Pictures within the data are to be left out; everything else must be reproduced exactly.

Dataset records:
____

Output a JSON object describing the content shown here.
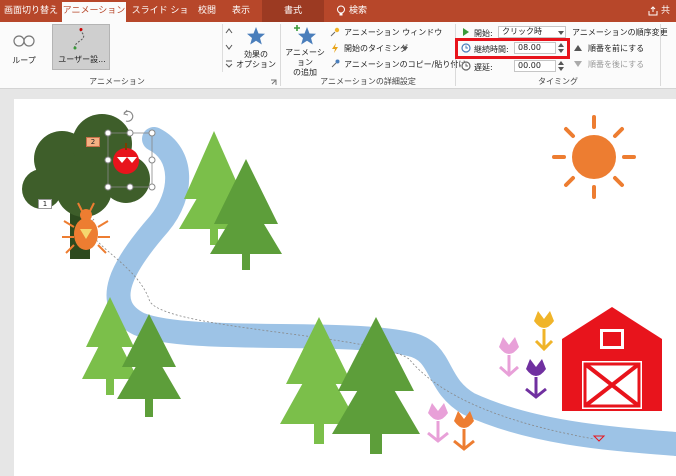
{
  "tabs": [
    "画面切り替え",
    "アニメーション",
    "スライド ショー",
    "校閲",
    "表示",
    "書式",
    "検索",
    "共有"
  ],
  "active_tab": "アニメーション",
  "ribbon": {
    "animations": {
      "items": [
        "ループ",
        "ユーザー設..."
      ],
      "group_label": "アニメーション"
    },
    "effect_options": "効果の\nオプション",
    "advanced": {
      "add_animation": "アニメーション\nの追加",
      "animation_pane": "アニメーション ウィンドウ",
      "trigger": "開始のタイミング",
      "painter": "アニメーションのコピー/貼り付け",
      "group_label": "アニメーションの詳細設定"
    },
    "timing": {
      "start_label": "開始:",
      "start_value": "クリック時",
      "duration_label": "継続時間:",
      "duration_value": "08.00",
      "delay_label": "遅延:",
      "delay_value": "00.00",
      "reorder_title": "アニメーションの順序変更",
      "move_earlier": "順番を前にする",
      "move_later": "順番を後にする",
      "group_label": "タイミング"
    }
  },
  "slide": {
    "anim_tags": [
      "1",
      "2"
    ]
  },
  "colors": {
    "accent": "#b7472a",
    "highlight": "#e8141c",
    "tree_light": "#7bbf4a",
    "tree_dark": "#5d9e3a",
    "river": "#9dc3e6",
    "sun": "#ed7d31",
    "barn": "#e8141c"
  }
}
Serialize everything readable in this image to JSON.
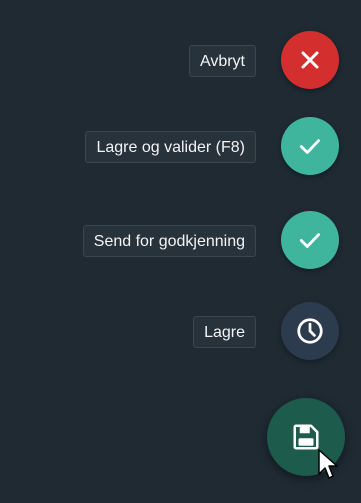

____

COMPLETED EXERCISE =
Output a JSON object describing the content shown here.
{
  "tabs": [
    "画面切り替え",
    "アニメーション",
    "スライド ショー",
    "校閲",
    "表示",
    "書式",
    "検索",
    "共有"
  ],
  "active_tab": "アニメーション",
  "ribbon": {
    "animations": {
      "items": [
        "ループ",
        "ユーザー設..."
      ],
      "group_label": "アニメーション"
    },
    "effect_options": "効果の\nオプション",
    "advanced": {
      "add_animation": "アニメーション\nの追加",
      "animation_pane": "アニメーション ウィンドウ",
      "trigger": "開始のタイミング",
      "painter": "アニメーションのコピー/貼り付け",
      "group_label": "アニメーションの詳細設定"
    },
    "timing": {
      "start_label": "開始:",
      "start_value": "クリック時",
      "duration_label": "継続時間:",
      "duration_value": "08.00",
      "delay_label": "遅延:",
      "delay_value": "00.00",
      "reorder_title": "アニメーションの順序変更",
      "move_earlier": "順番を前にする",
      "move_later": "順番を後にする",
      "group_label": "タイミング"
    }
  },
  "slide": {
    "anim_tags": [
      "1",
      "2"
    ]
  },
  "colors": {
    "accent": "#b7472a",
    "highlight": "#e8141c",
    "tree_light": "#7bbf4a",
    "tree_dark": "#5d9e3a",
    "river": "#9dc3e6",
    "sun": "#ed7d31",
    "barn": "#e8141c"
  }
}
Serialize everything readable in this image to JSON.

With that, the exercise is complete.